"""

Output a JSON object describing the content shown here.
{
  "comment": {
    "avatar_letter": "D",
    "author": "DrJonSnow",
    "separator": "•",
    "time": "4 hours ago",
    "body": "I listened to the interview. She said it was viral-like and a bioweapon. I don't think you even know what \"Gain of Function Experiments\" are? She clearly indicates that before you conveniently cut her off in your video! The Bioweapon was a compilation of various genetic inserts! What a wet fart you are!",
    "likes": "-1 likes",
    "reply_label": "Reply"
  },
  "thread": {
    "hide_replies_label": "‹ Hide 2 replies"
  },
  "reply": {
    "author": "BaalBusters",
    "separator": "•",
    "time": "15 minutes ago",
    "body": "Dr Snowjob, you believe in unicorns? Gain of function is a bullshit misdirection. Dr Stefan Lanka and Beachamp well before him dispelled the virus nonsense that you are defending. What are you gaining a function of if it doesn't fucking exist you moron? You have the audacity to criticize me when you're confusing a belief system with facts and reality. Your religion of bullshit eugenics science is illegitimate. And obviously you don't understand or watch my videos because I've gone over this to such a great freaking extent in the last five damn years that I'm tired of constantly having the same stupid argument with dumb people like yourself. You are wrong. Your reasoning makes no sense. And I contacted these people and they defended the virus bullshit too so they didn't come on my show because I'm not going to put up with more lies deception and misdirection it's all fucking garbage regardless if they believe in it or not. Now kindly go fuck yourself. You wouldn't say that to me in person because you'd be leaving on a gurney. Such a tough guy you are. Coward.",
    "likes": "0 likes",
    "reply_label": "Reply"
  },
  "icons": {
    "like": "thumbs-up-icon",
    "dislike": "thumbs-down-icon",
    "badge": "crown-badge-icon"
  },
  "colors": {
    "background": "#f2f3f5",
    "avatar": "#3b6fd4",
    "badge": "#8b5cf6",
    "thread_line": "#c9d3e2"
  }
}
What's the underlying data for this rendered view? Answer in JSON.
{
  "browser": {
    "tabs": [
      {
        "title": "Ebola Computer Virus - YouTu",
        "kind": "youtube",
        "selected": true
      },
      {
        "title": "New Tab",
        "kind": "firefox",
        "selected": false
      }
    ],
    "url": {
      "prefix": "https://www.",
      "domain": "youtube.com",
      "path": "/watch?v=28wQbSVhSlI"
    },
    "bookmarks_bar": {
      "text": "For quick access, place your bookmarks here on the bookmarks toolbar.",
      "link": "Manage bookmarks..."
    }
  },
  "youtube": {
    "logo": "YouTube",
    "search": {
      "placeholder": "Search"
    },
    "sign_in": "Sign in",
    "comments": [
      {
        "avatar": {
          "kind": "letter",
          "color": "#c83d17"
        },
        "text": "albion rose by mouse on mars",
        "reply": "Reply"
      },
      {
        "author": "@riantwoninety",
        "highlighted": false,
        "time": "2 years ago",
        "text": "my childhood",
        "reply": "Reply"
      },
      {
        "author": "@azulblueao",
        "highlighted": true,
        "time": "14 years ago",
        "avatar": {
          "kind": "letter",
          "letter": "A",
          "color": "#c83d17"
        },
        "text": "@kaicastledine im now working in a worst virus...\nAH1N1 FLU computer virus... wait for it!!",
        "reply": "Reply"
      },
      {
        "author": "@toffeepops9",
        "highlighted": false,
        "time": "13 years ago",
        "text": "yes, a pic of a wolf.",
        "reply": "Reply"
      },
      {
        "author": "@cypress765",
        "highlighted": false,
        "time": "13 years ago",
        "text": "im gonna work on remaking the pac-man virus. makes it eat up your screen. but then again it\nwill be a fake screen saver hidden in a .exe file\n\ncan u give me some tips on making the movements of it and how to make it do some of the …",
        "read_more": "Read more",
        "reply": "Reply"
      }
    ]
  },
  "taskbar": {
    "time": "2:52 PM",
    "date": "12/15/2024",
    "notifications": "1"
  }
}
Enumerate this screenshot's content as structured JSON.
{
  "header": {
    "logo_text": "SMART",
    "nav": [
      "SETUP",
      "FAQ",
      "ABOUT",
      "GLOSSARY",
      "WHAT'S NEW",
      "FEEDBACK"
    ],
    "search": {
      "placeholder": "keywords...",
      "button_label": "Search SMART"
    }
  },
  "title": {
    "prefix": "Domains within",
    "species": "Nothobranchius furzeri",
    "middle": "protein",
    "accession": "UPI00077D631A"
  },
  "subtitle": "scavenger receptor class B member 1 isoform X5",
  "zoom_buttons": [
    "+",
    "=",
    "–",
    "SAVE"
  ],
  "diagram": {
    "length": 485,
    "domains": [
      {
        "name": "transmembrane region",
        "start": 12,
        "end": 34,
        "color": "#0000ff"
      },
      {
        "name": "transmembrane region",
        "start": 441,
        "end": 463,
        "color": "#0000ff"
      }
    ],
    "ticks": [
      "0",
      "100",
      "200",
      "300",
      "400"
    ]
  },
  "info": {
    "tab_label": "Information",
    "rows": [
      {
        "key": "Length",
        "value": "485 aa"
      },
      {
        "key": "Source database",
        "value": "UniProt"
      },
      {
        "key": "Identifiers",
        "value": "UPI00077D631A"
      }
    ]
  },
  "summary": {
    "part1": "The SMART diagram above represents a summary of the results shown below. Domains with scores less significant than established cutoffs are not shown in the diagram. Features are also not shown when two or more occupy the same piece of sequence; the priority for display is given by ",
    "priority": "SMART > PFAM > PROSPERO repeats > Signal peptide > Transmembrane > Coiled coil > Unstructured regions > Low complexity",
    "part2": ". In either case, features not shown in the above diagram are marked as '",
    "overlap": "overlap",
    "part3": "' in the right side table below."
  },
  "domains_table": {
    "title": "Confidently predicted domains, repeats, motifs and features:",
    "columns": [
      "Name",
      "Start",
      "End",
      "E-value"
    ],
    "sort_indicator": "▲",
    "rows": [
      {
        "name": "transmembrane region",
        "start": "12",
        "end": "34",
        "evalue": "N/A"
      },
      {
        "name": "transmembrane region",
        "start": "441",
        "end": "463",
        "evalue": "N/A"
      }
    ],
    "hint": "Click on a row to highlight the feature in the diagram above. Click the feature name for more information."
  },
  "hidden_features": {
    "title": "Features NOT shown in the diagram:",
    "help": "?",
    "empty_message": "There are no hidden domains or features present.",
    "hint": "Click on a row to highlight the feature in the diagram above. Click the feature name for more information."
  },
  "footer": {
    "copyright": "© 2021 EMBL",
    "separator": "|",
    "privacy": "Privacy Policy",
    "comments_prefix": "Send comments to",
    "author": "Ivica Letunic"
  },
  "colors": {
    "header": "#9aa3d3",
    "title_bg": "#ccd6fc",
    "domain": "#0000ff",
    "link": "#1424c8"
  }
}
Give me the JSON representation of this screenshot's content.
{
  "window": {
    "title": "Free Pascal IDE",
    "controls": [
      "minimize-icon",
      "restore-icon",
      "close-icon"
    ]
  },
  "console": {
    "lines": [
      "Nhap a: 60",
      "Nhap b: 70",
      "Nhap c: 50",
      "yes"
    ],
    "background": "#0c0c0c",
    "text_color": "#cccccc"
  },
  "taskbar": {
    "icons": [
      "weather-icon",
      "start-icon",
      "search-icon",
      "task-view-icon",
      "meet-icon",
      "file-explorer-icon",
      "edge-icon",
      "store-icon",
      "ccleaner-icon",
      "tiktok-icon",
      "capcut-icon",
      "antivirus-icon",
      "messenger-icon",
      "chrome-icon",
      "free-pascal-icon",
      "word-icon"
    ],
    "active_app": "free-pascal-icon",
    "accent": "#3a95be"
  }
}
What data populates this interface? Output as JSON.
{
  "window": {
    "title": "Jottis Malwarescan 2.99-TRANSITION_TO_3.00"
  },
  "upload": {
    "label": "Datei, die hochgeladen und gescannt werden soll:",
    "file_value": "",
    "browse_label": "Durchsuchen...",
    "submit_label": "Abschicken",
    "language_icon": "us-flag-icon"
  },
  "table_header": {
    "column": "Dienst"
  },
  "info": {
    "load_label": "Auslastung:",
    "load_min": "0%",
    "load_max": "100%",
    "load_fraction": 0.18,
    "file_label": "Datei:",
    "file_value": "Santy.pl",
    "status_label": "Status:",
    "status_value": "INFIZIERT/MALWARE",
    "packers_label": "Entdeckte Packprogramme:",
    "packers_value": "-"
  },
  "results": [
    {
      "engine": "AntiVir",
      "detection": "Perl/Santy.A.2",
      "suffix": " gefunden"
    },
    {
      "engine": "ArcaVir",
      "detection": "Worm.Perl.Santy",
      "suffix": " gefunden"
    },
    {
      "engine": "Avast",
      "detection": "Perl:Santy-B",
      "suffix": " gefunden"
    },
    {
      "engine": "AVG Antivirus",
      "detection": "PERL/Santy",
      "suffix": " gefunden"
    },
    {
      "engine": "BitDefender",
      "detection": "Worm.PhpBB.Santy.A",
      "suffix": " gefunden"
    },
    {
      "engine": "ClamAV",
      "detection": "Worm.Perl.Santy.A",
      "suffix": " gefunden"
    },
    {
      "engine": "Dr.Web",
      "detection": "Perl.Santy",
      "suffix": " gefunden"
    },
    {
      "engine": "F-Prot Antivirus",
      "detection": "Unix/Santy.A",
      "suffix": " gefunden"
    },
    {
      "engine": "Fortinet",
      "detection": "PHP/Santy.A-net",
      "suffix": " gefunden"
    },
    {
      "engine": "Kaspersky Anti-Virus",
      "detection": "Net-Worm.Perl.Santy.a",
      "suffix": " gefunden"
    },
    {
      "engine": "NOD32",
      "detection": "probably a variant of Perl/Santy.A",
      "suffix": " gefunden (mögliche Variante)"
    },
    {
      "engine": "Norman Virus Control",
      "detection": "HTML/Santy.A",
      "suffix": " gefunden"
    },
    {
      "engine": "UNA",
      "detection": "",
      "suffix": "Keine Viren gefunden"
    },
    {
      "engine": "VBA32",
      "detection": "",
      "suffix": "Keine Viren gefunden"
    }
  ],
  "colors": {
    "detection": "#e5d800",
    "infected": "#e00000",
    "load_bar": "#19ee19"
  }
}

"""

## GOAL OF THE EXERCISE:
Look for the string "summary" in the entries above. Copy every line that has it.

## COMPLETED EXERCISE:
  "summary": {
    "part1": "The SMART diagram above represents a summary of the results shown below. Domains with scores less significant than established cutoffs are not shown in the diagram. Features are also not shown when two or more occupy the same piece of sequence; the priority for display is given by ",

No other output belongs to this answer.